- **EXERCISE REQUIREMENTS**
Exactly reproduce each line of the listing that follows.

- **DATA PROVIDED**
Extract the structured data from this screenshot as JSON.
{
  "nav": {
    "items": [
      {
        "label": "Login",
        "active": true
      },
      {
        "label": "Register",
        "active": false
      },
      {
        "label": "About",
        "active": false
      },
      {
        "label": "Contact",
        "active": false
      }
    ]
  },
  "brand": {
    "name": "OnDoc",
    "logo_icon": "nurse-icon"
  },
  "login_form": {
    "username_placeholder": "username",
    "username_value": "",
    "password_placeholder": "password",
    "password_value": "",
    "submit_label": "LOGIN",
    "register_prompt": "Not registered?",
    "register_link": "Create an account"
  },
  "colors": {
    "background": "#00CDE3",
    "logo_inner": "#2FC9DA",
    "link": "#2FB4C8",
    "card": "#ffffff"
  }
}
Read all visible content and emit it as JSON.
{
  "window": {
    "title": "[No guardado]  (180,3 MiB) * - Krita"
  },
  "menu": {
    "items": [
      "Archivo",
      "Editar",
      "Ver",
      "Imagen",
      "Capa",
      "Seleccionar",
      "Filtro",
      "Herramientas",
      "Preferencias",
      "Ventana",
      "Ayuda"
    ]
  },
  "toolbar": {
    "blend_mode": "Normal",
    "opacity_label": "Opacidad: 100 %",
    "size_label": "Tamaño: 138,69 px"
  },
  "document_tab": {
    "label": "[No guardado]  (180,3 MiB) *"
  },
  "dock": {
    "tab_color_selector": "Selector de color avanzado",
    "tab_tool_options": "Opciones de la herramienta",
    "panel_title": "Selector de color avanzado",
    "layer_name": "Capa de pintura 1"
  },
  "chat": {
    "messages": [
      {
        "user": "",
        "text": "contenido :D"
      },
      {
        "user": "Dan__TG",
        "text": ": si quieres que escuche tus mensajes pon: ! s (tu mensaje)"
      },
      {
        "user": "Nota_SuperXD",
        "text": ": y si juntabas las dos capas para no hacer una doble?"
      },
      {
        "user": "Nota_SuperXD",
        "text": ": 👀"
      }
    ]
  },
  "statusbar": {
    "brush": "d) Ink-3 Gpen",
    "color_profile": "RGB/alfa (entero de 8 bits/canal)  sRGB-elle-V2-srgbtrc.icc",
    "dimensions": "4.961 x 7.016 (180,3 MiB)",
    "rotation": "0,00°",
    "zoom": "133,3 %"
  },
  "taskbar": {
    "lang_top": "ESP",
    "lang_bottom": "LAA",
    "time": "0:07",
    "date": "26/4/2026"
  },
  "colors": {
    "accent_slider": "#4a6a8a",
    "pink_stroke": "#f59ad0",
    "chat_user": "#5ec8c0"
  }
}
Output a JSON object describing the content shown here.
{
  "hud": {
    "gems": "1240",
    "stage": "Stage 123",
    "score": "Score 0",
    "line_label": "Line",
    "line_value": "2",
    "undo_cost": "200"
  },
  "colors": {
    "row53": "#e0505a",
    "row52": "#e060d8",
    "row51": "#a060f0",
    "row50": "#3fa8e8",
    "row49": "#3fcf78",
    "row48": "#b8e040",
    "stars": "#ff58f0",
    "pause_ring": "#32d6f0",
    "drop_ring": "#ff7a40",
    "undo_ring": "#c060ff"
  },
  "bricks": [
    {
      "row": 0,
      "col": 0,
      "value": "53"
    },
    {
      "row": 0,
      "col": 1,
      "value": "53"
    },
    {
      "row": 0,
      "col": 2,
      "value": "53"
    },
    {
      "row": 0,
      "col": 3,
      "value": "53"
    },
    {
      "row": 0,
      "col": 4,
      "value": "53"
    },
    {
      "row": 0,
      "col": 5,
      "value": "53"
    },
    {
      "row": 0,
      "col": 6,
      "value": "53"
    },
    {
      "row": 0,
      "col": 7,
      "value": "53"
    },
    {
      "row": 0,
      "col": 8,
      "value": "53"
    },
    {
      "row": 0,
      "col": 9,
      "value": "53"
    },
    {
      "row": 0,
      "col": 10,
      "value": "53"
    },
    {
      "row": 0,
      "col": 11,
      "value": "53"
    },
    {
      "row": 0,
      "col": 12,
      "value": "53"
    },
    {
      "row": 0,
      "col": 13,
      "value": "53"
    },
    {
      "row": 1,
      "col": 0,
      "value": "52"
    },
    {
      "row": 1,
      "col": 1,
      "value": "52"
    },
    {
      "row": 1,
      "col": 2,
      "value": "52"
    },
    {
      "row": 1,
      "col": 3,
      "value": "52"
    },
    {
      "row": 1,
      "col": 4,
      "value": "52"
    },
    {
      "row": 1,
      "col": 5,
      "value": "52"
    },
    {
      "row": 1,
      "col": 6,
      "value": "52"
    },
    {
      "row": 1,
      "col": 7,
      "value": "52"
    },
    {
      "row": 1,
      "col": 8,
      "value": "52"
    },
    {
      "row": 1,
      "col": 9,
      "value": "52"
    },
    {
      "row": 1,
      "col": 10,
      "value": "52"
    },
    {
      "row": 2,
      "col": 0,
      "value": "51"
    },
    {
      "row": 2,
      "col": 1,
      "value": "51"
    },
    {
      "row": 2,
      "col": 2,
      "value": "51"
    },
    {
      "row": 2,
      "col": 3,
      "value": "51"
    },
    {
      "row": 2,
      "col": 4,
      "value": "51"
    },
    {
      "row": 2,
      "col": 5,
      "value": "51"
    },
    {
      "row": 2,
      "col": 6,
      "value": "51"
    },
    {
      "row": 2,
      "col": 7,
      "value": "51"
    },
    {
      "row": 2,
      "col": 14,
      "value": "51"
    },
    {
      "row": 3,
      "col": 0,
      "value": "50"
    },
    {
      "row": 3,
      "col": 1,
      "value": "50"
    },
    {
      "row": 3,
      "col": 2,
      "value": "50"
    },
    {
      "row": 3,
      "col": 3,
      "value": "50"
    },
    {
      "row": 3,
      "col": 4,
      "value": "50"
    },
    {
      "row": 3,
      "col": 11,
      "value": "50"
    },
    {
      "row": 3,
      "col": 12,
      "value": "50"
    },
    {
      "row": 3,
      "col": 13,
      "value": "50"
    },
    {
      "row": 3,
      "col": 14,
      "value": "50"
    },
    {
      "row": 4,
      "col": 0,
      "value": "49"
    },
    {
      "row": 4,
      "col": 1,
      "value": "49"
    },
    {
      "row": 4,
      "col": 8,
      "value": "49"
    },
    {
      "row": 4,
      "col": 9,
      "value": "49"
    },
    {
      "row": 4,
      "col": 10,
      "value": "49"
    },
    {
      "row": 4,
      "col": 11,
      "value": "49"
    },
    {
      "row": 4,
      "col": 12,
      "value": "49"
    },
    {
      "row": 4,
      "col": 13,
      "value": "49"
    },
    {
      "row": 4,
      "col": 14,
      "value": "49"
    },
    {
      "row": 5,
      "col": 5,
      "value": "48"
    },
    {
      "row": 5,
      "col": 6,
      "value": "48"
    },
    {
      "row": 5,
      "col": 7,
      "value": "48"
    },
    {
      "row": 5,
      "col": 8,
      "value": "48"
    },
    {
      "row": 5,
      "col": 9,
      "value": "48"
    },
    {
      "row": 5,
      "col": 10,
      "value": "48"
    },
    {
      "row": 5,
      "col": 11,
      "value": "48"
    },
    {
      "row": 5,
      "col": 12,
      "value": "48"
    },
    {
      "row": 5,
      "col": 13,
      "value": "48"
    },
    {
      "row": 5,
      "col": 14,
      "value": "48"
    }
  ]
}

- **EXERCISE ANSWER**
Extract the structured data from this screenshot as JSON.
{
  "nav": {
    "items": [
      {
        "label": "Login",
        "active": true
      },
      {
        "label": "Register",
        "active": false
      },
      {
        "label": "About",
        "active": false
      },
      {
        "label": "Contact",
        "active": false
      }
    ]
  },
  "brand": {
    "name": "OnDoc",
    "logo_icon": "nurse-icon"
  },
  "login_form": {
    "username_placeholder": "username",
    "username_value": "",
    "password_placeholder": "password",
    "password_value": "",
    "submit_label": "LOGIN",
    "register_prompt": "Not registered?",
    "register_link": "Create an account"
  },
  "colors": {
    "background": "#00CDE3",
    "logo_inner": "#2FC9DA",
    "link": "#2FB4C8",
    "card": "#ffffff"
  }
}
Read all visible content and emit it as JSON.
{
  "window": {
    "title": "[No guardado]  (180,3 MiB) * - Krita"
  },
  "menu": {
    "items": [
      "Archivo",
      "Editar",
      "Ver",
      "Imagen",
      "Capa",
      "Seleccionar",
      "Filtro",
      "Herramientas",
      "Preferencias",
      "Ventana",
      "Ayuda"
    ]
  },
  "toolbar": {
    "blend_mode": "Normal",
    "opacity_label": "Opacidad: 100 %",
    "size_label": "Tamaño: 138,69 px"
  },
  "document_tab": {
    "label": "[No guardado]  (180,3 MiB) *"
  },
  "dock": {
    "tab_color_selector": "Selector de color avanzado",
    "tab_tool_options": "Opciones de la herramienta",
    "panel_title": "Selector de color avanzado",
    "layer_name": "Capa de pintura 1"
  },
  "chat": {
    "messages": [
      {
        "user": "",
        "text": "contenido :D"
      },
      {
        "user": "Dan__TG",
        "text": ": si quieres que escuche tus mensajes pon: ! s (tu mensaje)"
      },
      {
        "user": "Nota_SuperXD",
        "text": ": y si juntabas las dos capas para no hacer una doble?"
      },
      {
        "user": "Nota_SuperXD",
        "text": ": 👀"
      }
    ]
  },
  "statusbar": {
    "brush": "d) Ink-3 Gpen",
    "color_profile": "RGB/alfa (entero de 8 bits/canal)  sRGB-elle-V2-srgbtrc.icc",
    "dimensions": "4.961 x 7.016 (180,3 MiB)",
    "rotation": "0,00°",
    "zoom": "133,3 %"
  },
  "taskbar": {
    "lang_top": "ESP",
    "lang_bottom": "LAA",
    "time": "0:07",
    "date": "26/4/2026"
  },
  "colors": {
    "accent_slider": "#4a6a8a",
    "pink_stroke": "#f59ad0",
    "chat_user": "#5ec8c0"
  }
}
Output a JSON object describing the content shown here.
{
  "hud": {
    "gems": "1240",
    "stage": "Stage 123",
    "score": "Score 0",
    "line_label": "Line",
    "line_value": "2",
    "undo_cost": "200"
  },
  "colors": {
    "row53": "#e0505a",
    "row52": "#e060d8",
    "row51": "#a060f0",
    "row50": "#3fa8e8",
    "row49": "#3fcf78",
    "row48": "#b8e040",
    "stars": "#ff58f0",
    "pause_ring": "#32d6f0",
    "drop_ring": "#ff7a40",
    "undo_ring": "#c060ff"
  },
  "bricks": [
    {
      "row": 0,
      "col": 0,
      "value": "53"
    },
    {
      "row": 0,
      "col": 1,
      "value": "53"
    },
    {
      "row": 0,
      "col": 2,
      "value": "53"
    },
    {
      "row": 0,
      "col": 3,
      "value": "53"
    },
    {
      "row": 0,
      "col": 4,
      "value": "53"
    },
    {
      "row": 0,
      "col": 5,
      "value": "53"
    },
    {
      "row": 0,
      "col": 6,
      "value": "53"
    },
    {
      "row": 0,
      "col": 7,
      "value": "53"
    },
    {
      "row": 0,
      "col": 8,
      "value": "53"
    },
    {
      "row": 0,
      "col": 9,
      "value": "53"
    },
    {
      "row": 0,
      "col": 10,
      "value": "53"
    },
    {
      "row": 0,
      "col": 11,
      "value": "53"
    },
    {
      "row": 0,
      "col": 12,
      "value": "53"
    },
    {
      "row": 0,
      "col": 13,
      "value": "53"
    },
    {
      "row": 1,
      "col": 0,
      "value": "52"
    },
    {
      "row": 1,
      "col": 1,
      "value": "52"
    },
    {
      "row": 1,
      "col": 2,
      "value": "52"
    },
    {
      "row": 1,
      "col": 3,
      "value": "52"
    },
    {
      "row": 1,
      "col": 4,
      "value": "52"
    },
    {
      "row": 1,
      "col": 5,
      "value": "52"
    },
    {
      "row": 1,
      "col": 6,
      "value": "52"
    },
    {
      "row": 1,
      "col": 7,
      "value": "52"
    },
    {
      "row": 1,
      "col": 8,
      "value": "52"
    },
    {
      "row": 1,
      "col": 9,
      "value": "52"
    },
    {
      "row": 1,
      "col": 10,
      "value": "52"
    },
    {
      "row": 2,
      "col": 0,
      "value": "51"
    },
    {
      "row": 2,
      "col": 1,
      "value": "51"
    },
    {
      "row": 2,
      "col": 2,
      "value": "51"
    },
    {
      "row": 2,
      "col": 3,
      "value": "51"
    },
    {
      "row": 2,
      "col": 4,
      "value": "51"
    },
    {
      "row": 2,
      "col": 5,
      "value": "51"
    },
    {
      "row": 2,
      "col": 6,
      "value": "51"
    },
    {
      "row": 2,
      "col": 7,
      "value": "51"
    },
    {
      "row": 2,
      "col": 14,
      "value": "51"
    },
    {
      "row": 3,
      "col": 0,
      "value": "50"
    },
    {
      "row": 3,
      "col": 1,
      "value": "50"
    },
    {
      "row": 3,
      "col": 2,
      "value": "50"
    },
    {
      "row": 3,
      "col": 3,
      "value": "50"
    },
    {
      "row": 3,
      "col": 4,
      "value": "50"
    },
    {
      "row": 3,
      "col": 11,
      "value": "50"
    },
    {
      "row": 3,
      "col": 12,
      "value": "50"
    },
    {
      "row": 3,
      "col": 13,
      "value": "50"
    },
    {
      "row": 3,
      "col": 14,
      "value": "50"
    },
    {
      "row": 4,
      "col": 0,
      "value": "49"
    },
    {
      "row": 4,
      "col": 1,
      "value": "49"
    },
    {
      "row": 4,
      "col": 8,
      "value": "49"
    },
    {
      "row": 4,
      "col": 9,
      "value": "49"
    },
    {
      "row": 4,
      "col": 10,
      "value": "49"
    },
    {
      "row": 4,
      "col": 11,
      "value": "49"
    },
    {
      "row": 4,
      "col": 12,
      "value": "49"
    },
    {
      "row": 4,
      "col": 13,
      "value": "49"
    },
    {
      "row": 4,
      "col": 14,
      "value": "49"
    },
    {
      "row": 5,
      "col": 5,
      "value": "48"
    },
    {
      "row": 5,
      "col": 6,
      "value": "48"
    },
    {
      "row": 5,
      "col": 7,
      "value": "48"
    },
    {
      "row": 5,
      "col": 8,
      "value": "48"
    },
    {
      "row": 5,
      "col": 9,
      "value": "48"
    },
    {
      "row": 5,
      "col": 10,
      "value": "48"
    },
    {
      "row": 5,
      "col": 11,
      "value": "48"
    },
    {
      "row": 5,
      "col": 12,
      "value": "48"
    },
    {
      "row": 5,
      "col": 13,
      "value": "48"
    },
    {
      "row": 5,
      "col": 14,
      "value": "48"
    }
  ]
}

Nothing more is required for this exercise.